*Records to use:*
-- BEGIN --
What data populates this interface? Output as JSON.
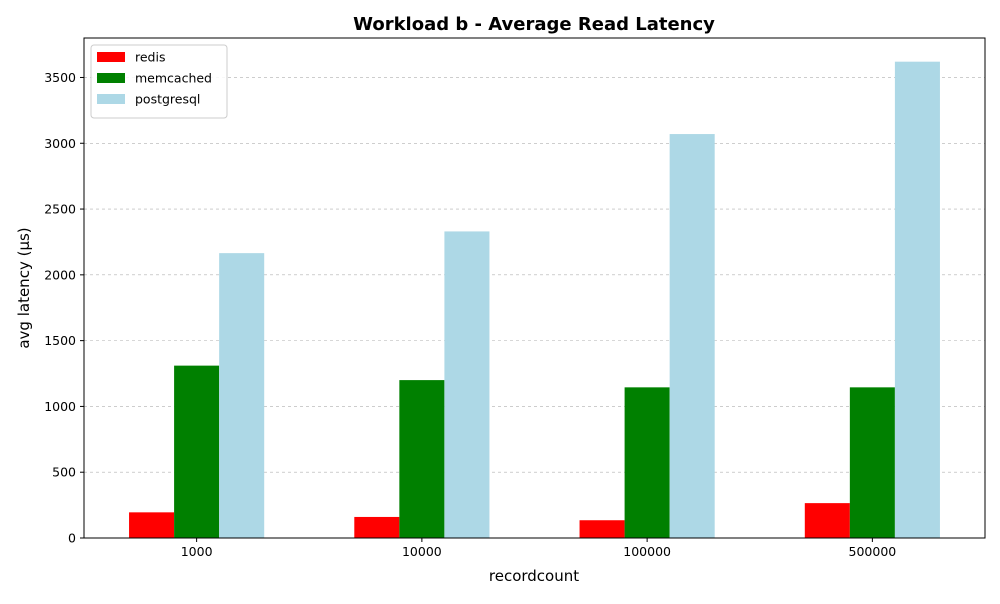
{
  "chart_data": {
    "type": "bar",
    "title": "Workload b - Average Read Latency",
    "xlabel": "recordcount",
    "ylabel": "avg latency (µs)",
    "categories": [
      "1000",
      "10000",
      "100000",
      "500000"
    ],
    "series": [
      {
        "name": "redis",
        "color": "#ff0000",
        "values": [
          195,
          160,
          135,
          265
        ]
      },
      {
        "name": "memcached",
        "color": "#008000",
        "values": [
          1310,
          1200,
          1145,
          1145
        ]
      },
      {
        "name": "postgresql",
        "color": "#add8e6",
        "values": [
          2165,
          2330,
          3070,
          3620
        ]
      }
    ],
    "ylim": [
      0,
      3800
    ],
    "yticks": [
      0,
      500,
      1000,
      1500,
      2000,
      2500,
      3000,
      3500
    ],
    "grid": "y-dashed",
    "legend_position": "top-left"
  }
}
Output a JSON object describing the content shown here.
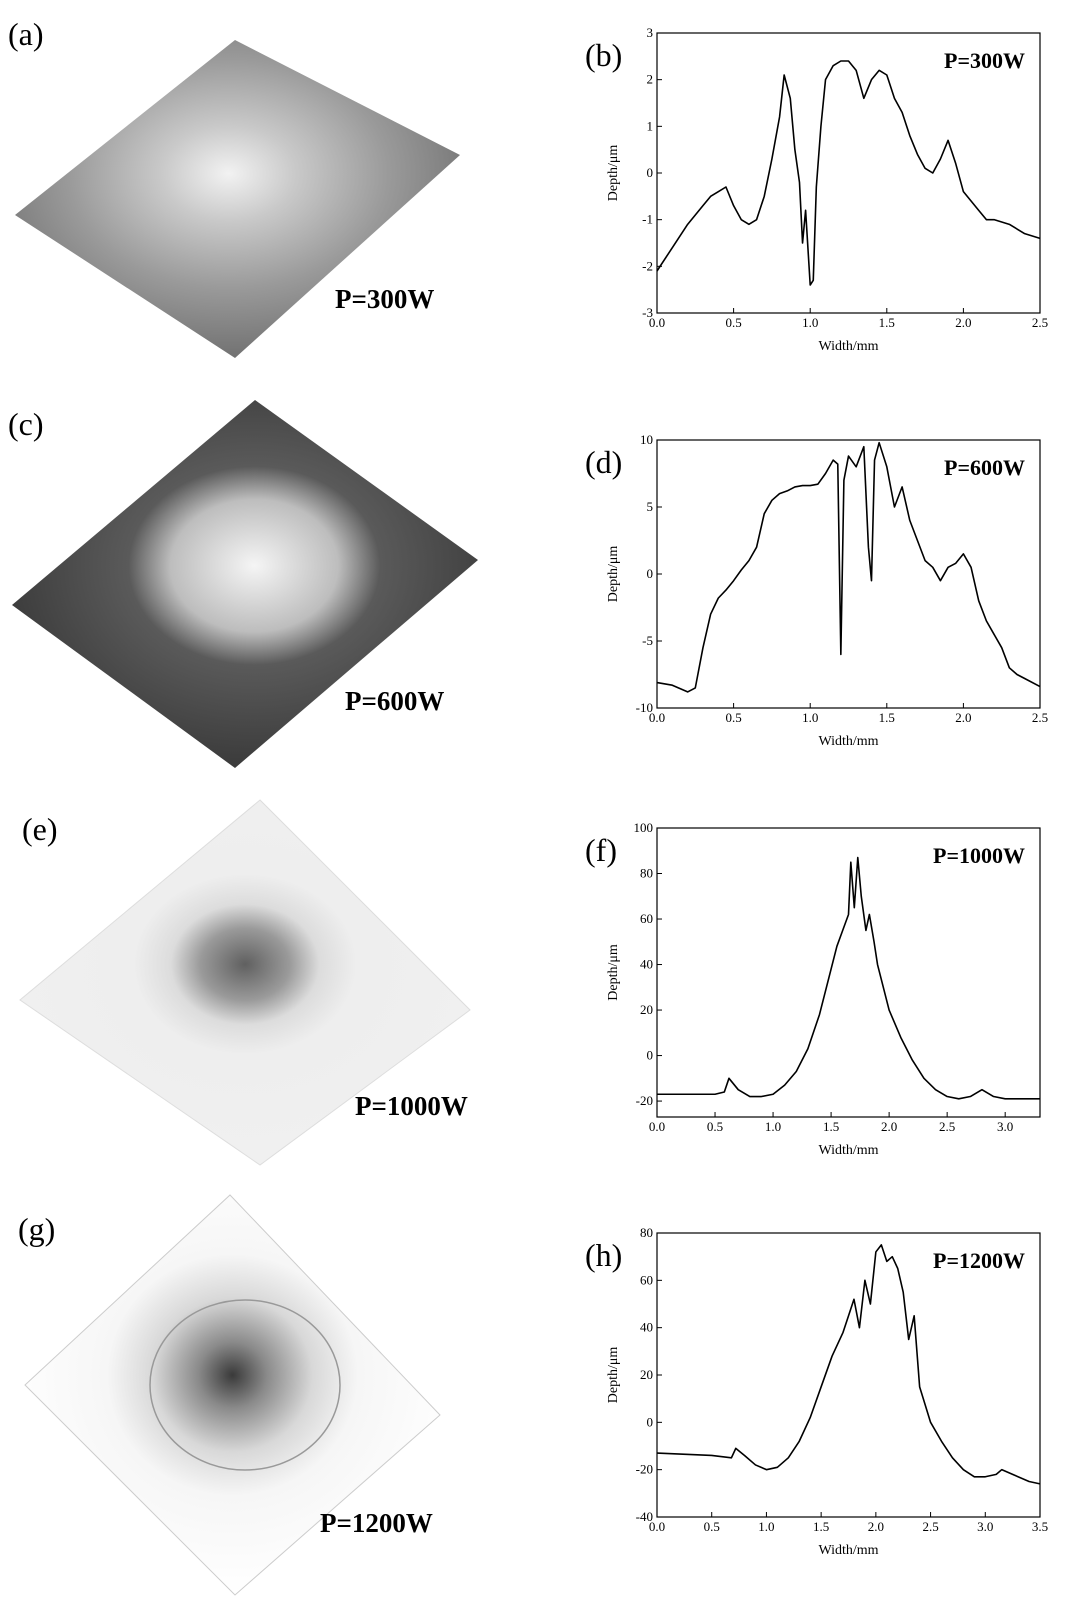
-- END --
*Direction:* Every line that holds the word "JSON" counts once; state the total number of such lines and nothing else.

*Worked solution:* 2